** start of Entries provided **

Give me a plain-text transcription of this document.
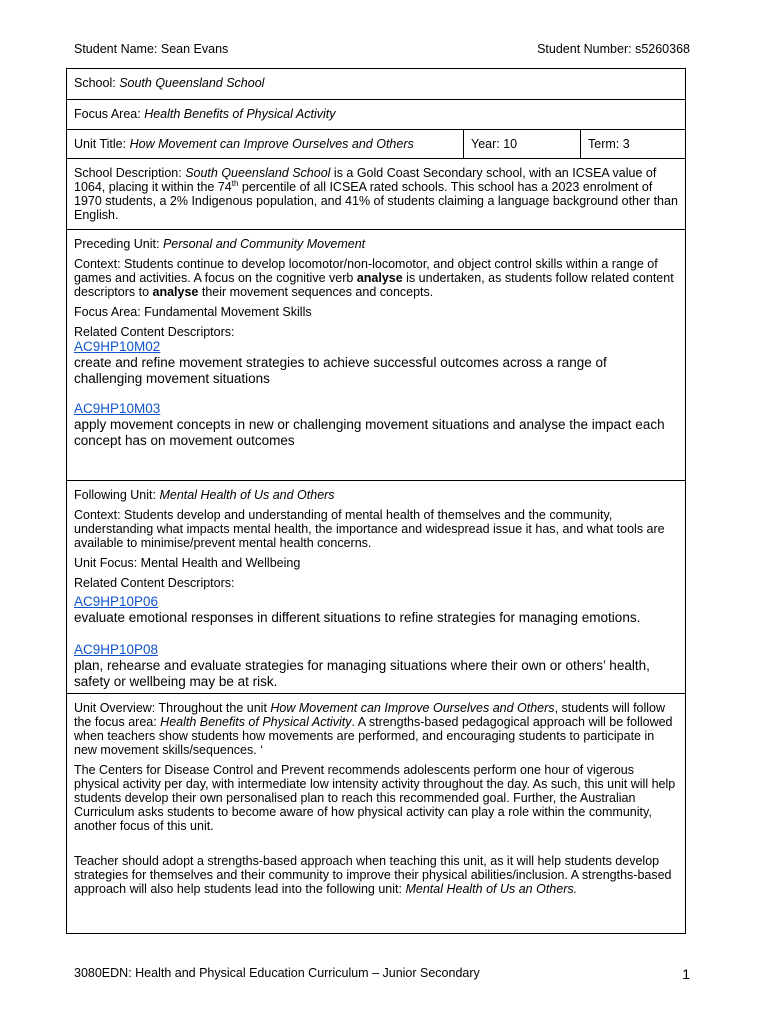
Student Name: Sean Evans	Student Number: s5260368
School: South Queensland School
Focus Area: Health Benefits of Physical Activity
Unit Title: How Movement can Improve Ourselves and Others	Year: 10	Term: 3

School Description: South Queensland School is a Gold Coast Secondary school, with an ICSEA value of 1064, placing it within the 74th percentile of all ICSEA rated schools. This school has a 2023 enrolment of 1970 students, a 2% Indigenous population, and 41% of students claiming a language background other than English.

Preceding Unit: Personal and Community Movement

Context: Students continue to develop locomotor/non-locomotor, and object control skills within a range of games and activities. A focus on the cognitive verb analyse is undertaken, as students follow related content descriptors to analyse their movement sequences and concepts.

Focus Area: Fundamental Movement Skills

Related Content Descriptors:

AC9HP10M02

create and refine movement strategies to achieve successful outcomes across a range of challenging movement situations

AC9HP10M03

apply movement concepts in new or challenging movement situations and analyse the impact each concept has on movement outcomes

Following Unit: Mental Health of Us and Others

Context: Students develop and understanding of mental health of themselves and the community, understanding what impacts mental health, the importance and widespread issue it has, and what tools are available to minimise/prevent mental health concerns.

Unit Focus: Mental Health and Wellbeing

Related Content Descriptors:

AC9HP10P06

evaluate emotional responses in different situations to refine strategies for managing emotions.

AC9HP10P08

plan, rehearse and evaluate strategies for managing situations where their own or others’ health, safety or wellbeing may be at risk.

Unit Overview: Throughout the unit How Movement can Improve Ourselves and Others, students will follow the focus area: Health Benefits of Physical Activity. A strengths-based pedagogical approach will be followed when teachers show students how movements are performed, and encouraging students to participate in new movement skills/sequences. ‘

The Centers for Disease Control and Prevent recommends adolescents perform one hour of vigerous physical activity per day, with intermediate low intensity activity throughout the day. As such, this unit will help students develop their own personalised plan to reach this recommended goal. Further, the Australian Curriculum asks students to become aware of how physical activity can play a role within the community, another focus of this unit.

Teacher should adopt a strengths-based approach when teaching this unit, as it will help students develop strategies for themselves and their community to improve their physical abilities/inclusion. A strengths-based approach will also help students lead into the following unit: Mental Health of Us an Others.

3080EDN: Health and Physical Education Curriculum – Junior Secondary	1
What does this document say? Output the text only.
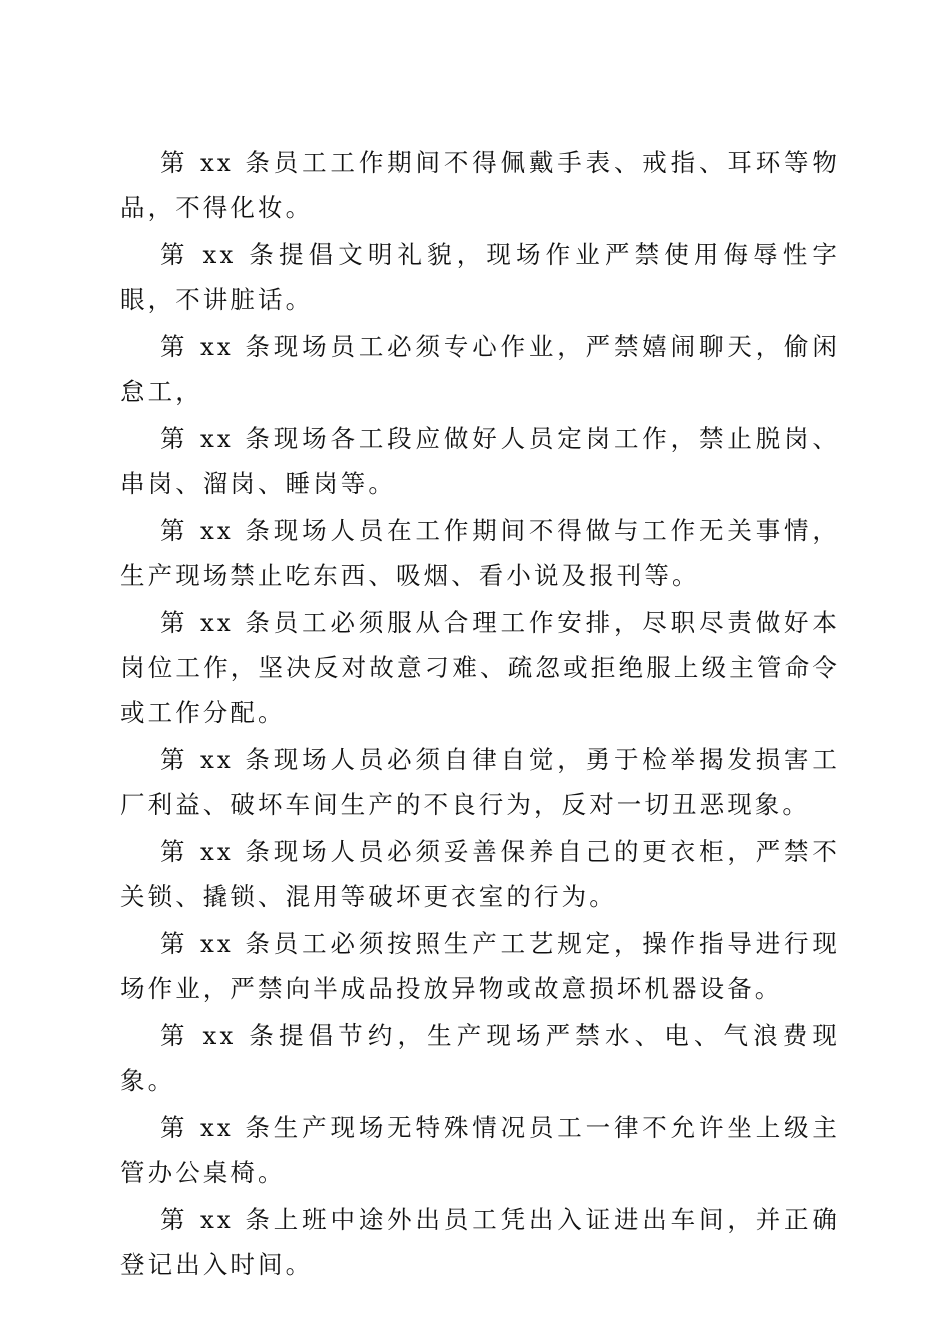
第 xx 条员工工作期间不得佩戴手表、戒指、耳环等物品，不得化妆。

第 xx 条提倡文明礼貌，现场作业严禁使用侮辱性字眼，不讲脏话。

第 xx 条现场员工必须专心作业，严禁嬉闹聊天，偷闲怠工，

第 xx 条现场各工段应做好人员定岗工作，禁止脱岗、串岗、溜岗、睡岗等。

第 xx 条现场人员在工作期间不得做与工作无关事情，生产现场禁止吃东西、吸烟、看小说及报刊等。

第 xx 条员工必须服从合理工作安排，尽职尽责做好本岗位工作，坚决反对故意刁难、疏忽或拒绝服上级主管命令或工作分配。

第 xx 条现场人员必须自律自觉，勇于检举揭发损害工厂利益、破坏车间生产的不良行为，反对一切丑恶现象。

第 xx 条现场人员必须妥善保养自己的更衣柜，严禁不关锁、撬锁、混用等破坏更衣室的行为。

第 xx 条员工必须按照生产工艺规定，操作指导进行现场作业，严禁向半成品投放异物或故意损坏机器设备。

第 xx 条提倡节约，生产现场严禁水、电、气浪费现象。

第 xx 条生产现场无特殊情况员工一律不允许坐上级主管办公桌椅。

第 xx 条上班中途外出员工凭出入证进出车间，并正确登记出入时间。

** end of Entries provided **

◆ Exercise task
The answer is one number: how many lines of the material above contain "situations".

◆ Correct response
4